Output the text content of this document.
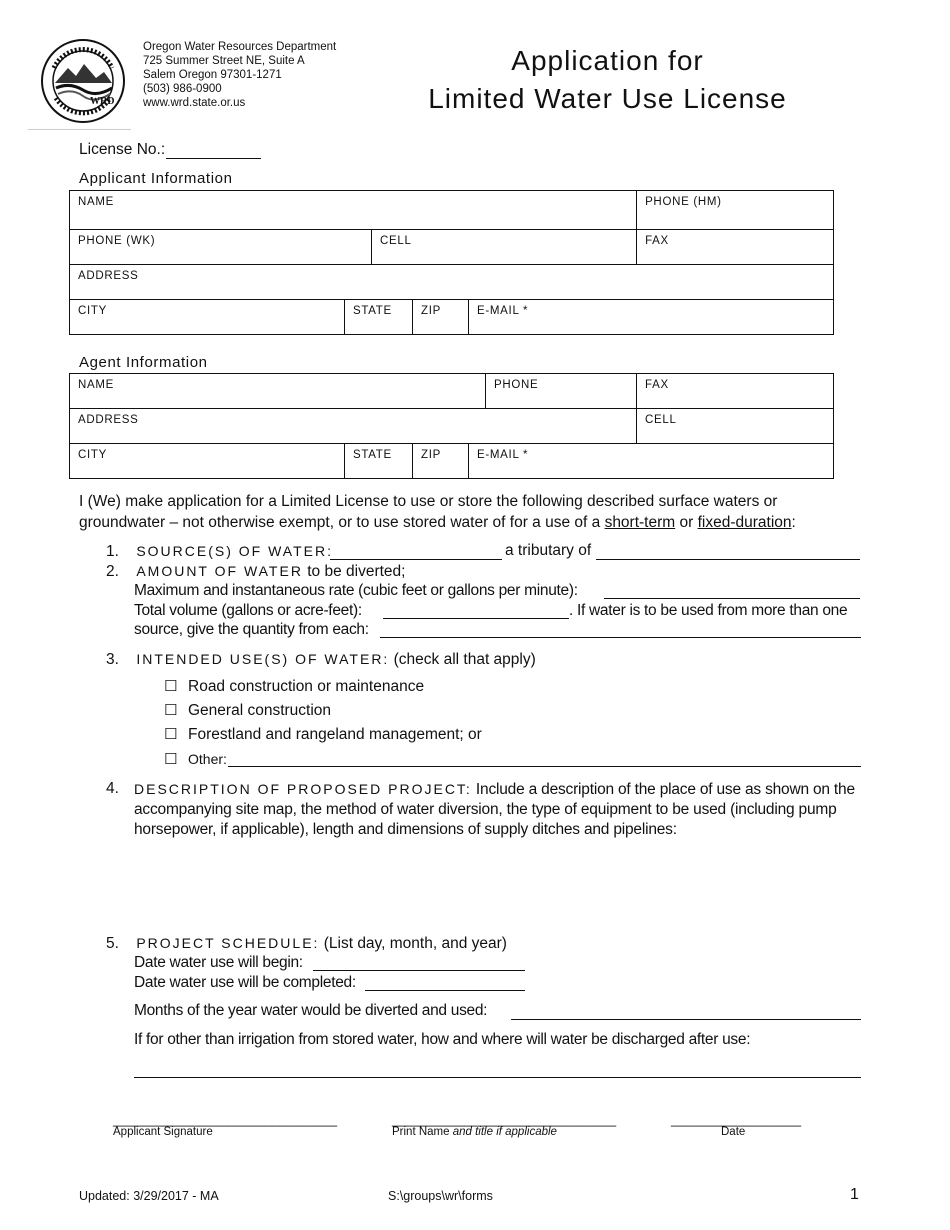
WRD
Oregon Water Resources Department
725 Summer Street NE, Suite A
Salem Oregon 97301-1271
(503) 986-0900
www.wrd.state.or.us
Application for
Limited Water Use License
License No.:
Applicant Information
NAME					PHONE (HM)
PHONE (WK)		CELL			FAX
ADDRESS					
CITY	STATE		ZIP	E-MAIL *	
Agent Information
NAME				PHONE	FAX
ADDRESS					CELL
CITY	STATE	ZIP	E-MAIL *		
I (We) make application for a Limited License to use or store the following described surface waters or groundwater – not otherwise exempt, or to use stored water of for a use of a short-term or fixed-duration:
1. SOURCE(S) OF WATER:	a tributary of
2. AMOUNT OF WATER to be diverted;
Maximum and instantaneous rate (cubic feet or gallons per minute):
Total volume (gallons or acre-feet):	. If water is to be used from more than one
source, give the quantity from each:
3. INTENDED USE(S) OF WATER: (check all that apply)
☐ Road construction or maintenance
☐ General construction
☐ Forestland and rangeland management; or
☐ Other:
4. DESCRIPTION OF PROPOSED PROJECT: Include a description of the place of use as shown on the accompanying site map, the method of water diversion, the type of equipment to be used (including pump horsepower, if applicable), length and dimensions of supply ditches and pipelines:
5. PROJECT SCHEDULE: (List day, month, and year)
Date water use will begin:
Date water use will be completed:
Months of the year water would be diverted and used:
If for other than irrigation from stored water, how and where will water be discharged after use:
_______________________________
Applicant Signature
_______________________________
Print Name and title if applicable
__________________
Date
Updated: 3/29/2017 - MA	S:\groups\wr\forms	1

• **What this task involves**
Retype everything in the material word for word, minus pictures.

• **Solution to this task**
Output the text content of this document.
WRD
Oregon Water Resources Department
725 Summer Street NE, Suite A
Salem Oregon 97301-1271
(503) 986-0900
www.wrd.state.or.us
Application for
Limited Water Use License
License No.:
Applicant Information
NAME					PHONE (HM)
PHONE (WK)		CELL			FAX
ADDRESS					
CITY	STATE		ZIP	E-MAIL *	
Agent Information
NAME				PHONE	FAX
ADDRESS					CELL
CITY	STATE	ZIP	E-MAIL *		
I (We) make application for a Limited License to use or store the following described surface waters or groundwater – not otherwise exempt, or to use stored water of for a use of a short-term or fixed-duration:
1. SOURCE(S) OF WATER:	a tributary of
2. AMOUNT OF WATER to be diverted;
Maximum and instantaneous rate (cubic feet or gallons per minute):
Total volume (gallons or acre-feet):	. If water is to be used from more than one
source, give the quantity from each:
3. INTENDED USE(S) OF WATER: (check all that apply)
☐ Road construction or maintenance
☐ General construction
☐ Forestland and rangeland management; or
☐ Other:
4. DESCRIPTION OF PROPOSED PROJECT: Include a description of the place of use as shown on the accompanying site map, the method of water diversion, the type of equipment to be used (including pump horsepower, if applicable), length and dimensions of supply ditches and pipelines:
5. PROJECT SCHEDULE: (List day, month, and year)
Date water use will begin:
Date water use will be completed:
Months of the year water would be diverted and used:
If for other than irrigation from stored water, how and where will water be discharged after use:
_______________________________
Applicant Signature
_______________________________
Print Name and title if applicable
__________________
Date
Updated: 3/29/2017 - MA	S:\groups\wr\forms	1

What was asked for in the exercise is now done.